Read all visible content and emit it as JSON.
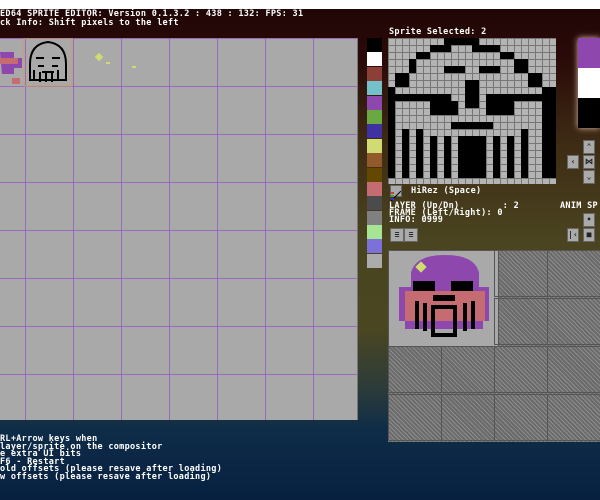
{
  "header": {
    "title": "ED64 SPRITE EDITOR: Version 0.1.3.2 : 438 : 132: FPS: 31",
    "info": "ck Info: Shift pixels to the left"
  },
  "sprite_panel": {
    "selected_label": "Sprite Selected: 2",
    "mode_label": "HiRez (Space)",
    "layer_line": "LAYER (Up/Dn)        : 2",
    "frame_line": "FRAME (Left/Right): 0",
    "info_line": "INFO: 0999",
    "anim_label": "ANIM SP"
  },
  "palette": [
    "#000000",
    "#ffffff",
    "#8b3f36",
    "#75c1c9",
    "#8d47ad",
    "#68a941",
    "#3e31a2",
    "#d0dc71",
    "#92592a",
    "#654800",
    "#c46c71",
    "#4b4b4b",
    "#808080",
    "#a6e594",
    "#7c70da",
    "#ababab"
  ],
  "preview_colors": [
    "#8d47ad",
    "#ffffff",
    "#000000"
  ],
  "help_lines": [
    "RL+Arrow keys when",
    "layer/sprite on the compositor",
    "e extra UI bits",
    "F6 - Restart",
    "old offsets (please resave after loading)",
    "w offsets (please resave after loading)"
  ]
}
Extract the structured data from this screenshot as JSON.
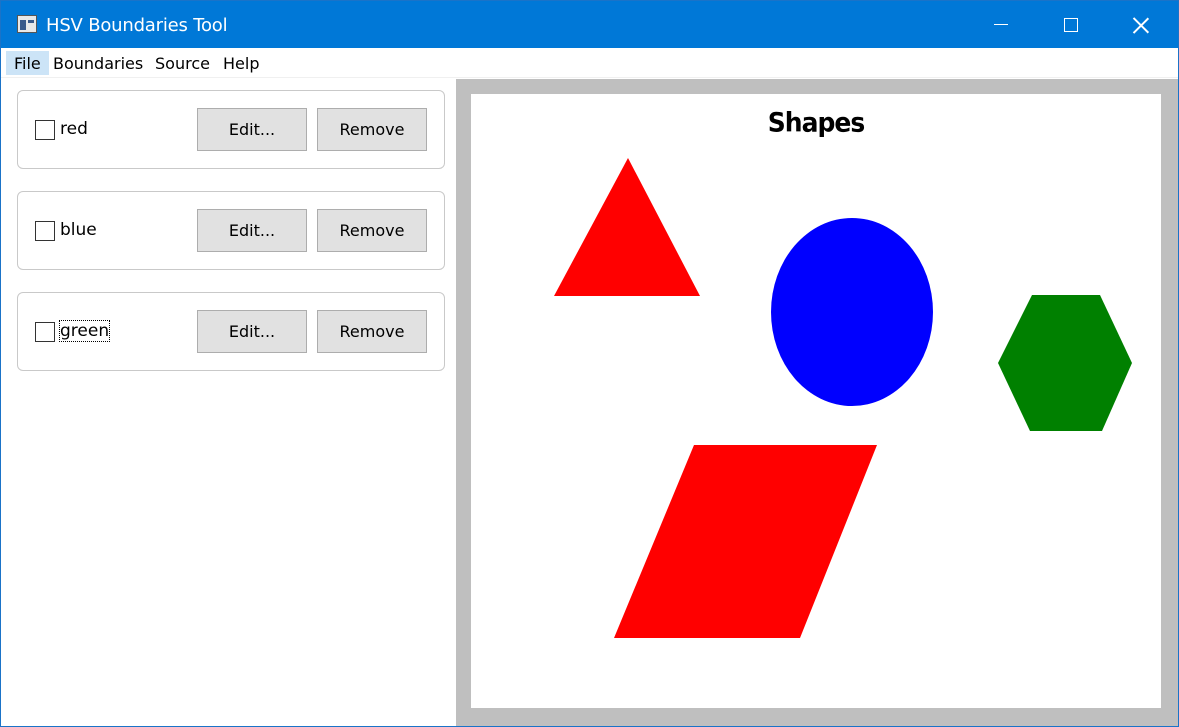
{
  "window": {
    "title": "HSV Boundaries Tool"
  },
  "menu": {
    "file": "File",
    "boundaries": "Boundaries",
    "source": "Source",
    "help": "Help"
  },
  "boundaries": [
    {
      "name": "red",
      "checked": false,
      "edit_label": "Edit...",
      "remove_label": "Remove"
    },
    {
      "name": "blue",
      "checked": false,
      "edit_label": "Edit...",
      "remove_label": "Remove"
    },
    {
      "name": "green",
      "checked": false,
      "edit_label": "Edit...",
      "remove_label": "Remove"
    }
  ],
  "preview": {
    "title": "Shapes",
    "shapes": [
      {
        "kind": "triangle",
        "color": "#ff0000"
      },
      {
        "kind": "ellipse",
        "color": "#0000ff"
      },
      {
        "kind": "hexagon",
        "color": "#008000"
      },
      {
        "kind": "parallelogram",
        "color": "#ff0000"
      }
    ]
  },
  "colors": {
    "titlebar": "#0078d7",
    "menu_highlight": "#cce4f7",
    "button_face": "#e1e1e1",
    "preview_border": "#bfbfbf"
  }
}
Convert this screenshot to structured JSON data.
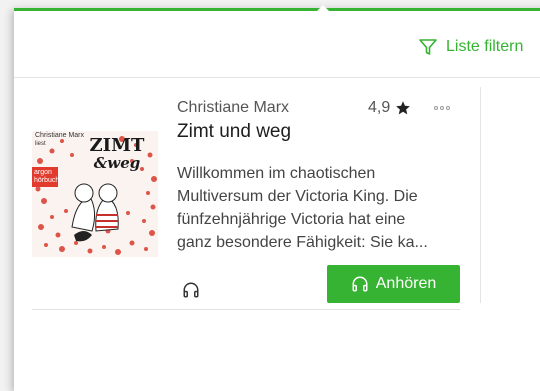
{
  "toolbar": {
    "filter_label": "Liste filtern",
    "filter_icon": "funnel-icon"
  },
  "book": {
    "author": "Christiane Marx",
    "title": "Zimt und weg",
    "rating": "4,9",
    "description_lines": [
      "Willkommen im chaotischen",
      "Multiversum der Victoria King. Die",
      "fünfzehnjährige Victoria hat eine",
      "ganz besondere Fähigkeit: Sie ka..."
    ],
    "cover": {
      "top_text": "Christiane Marx",
      "top_sub": "liest",
      "badge_line1": "argon",
      "badge_line2": "hörbuch",
      "title_line1": "ZIMT",
      "title_line2": "&weg"
    },
    "listen_label": "Anhören"
  },
  "colors": {
    "accent": "#36b332",
    "star": "#222222"
  }
}
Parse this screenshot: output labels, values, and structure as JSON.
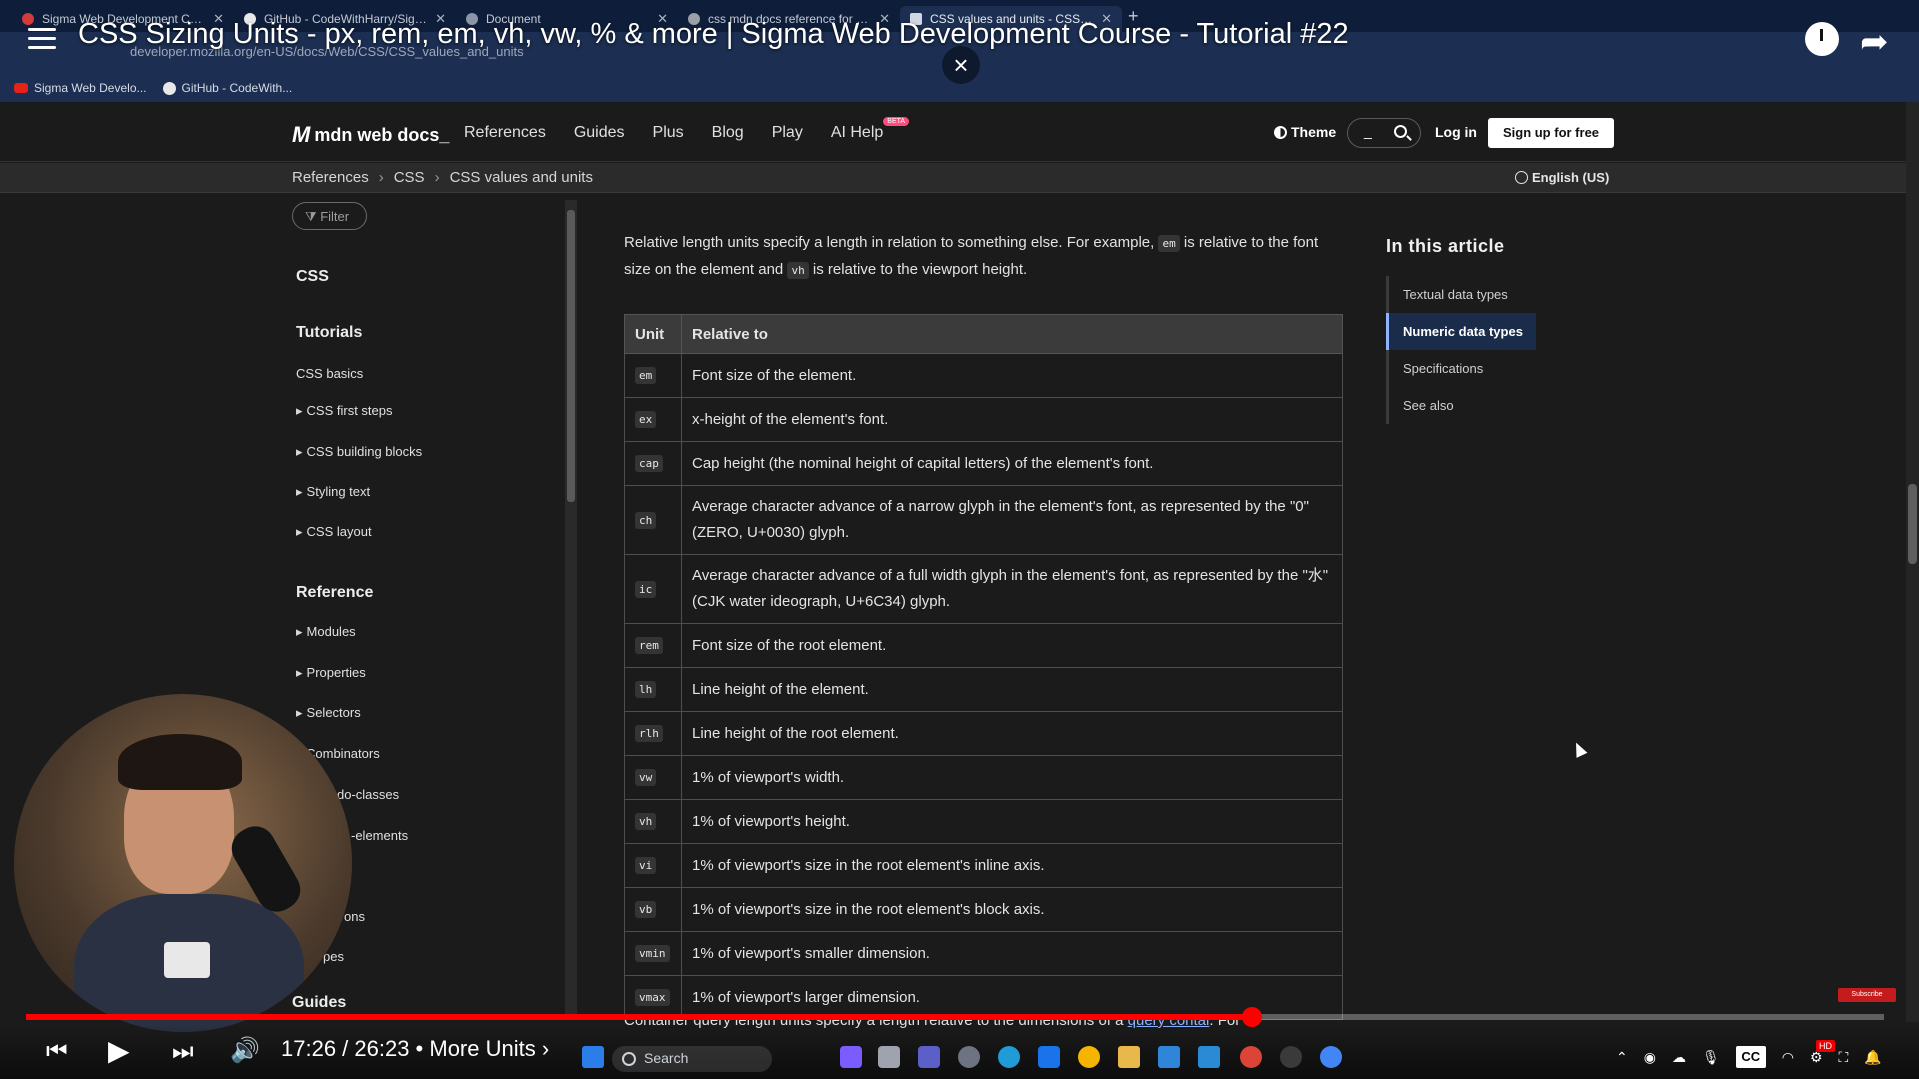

+---+

[Given instruction]
Search the records for the string "please" and return every line in which it occurs.

[Answer in full]
    "old offsets (please resave after loading)",
    "w offsets (please resave after loading)"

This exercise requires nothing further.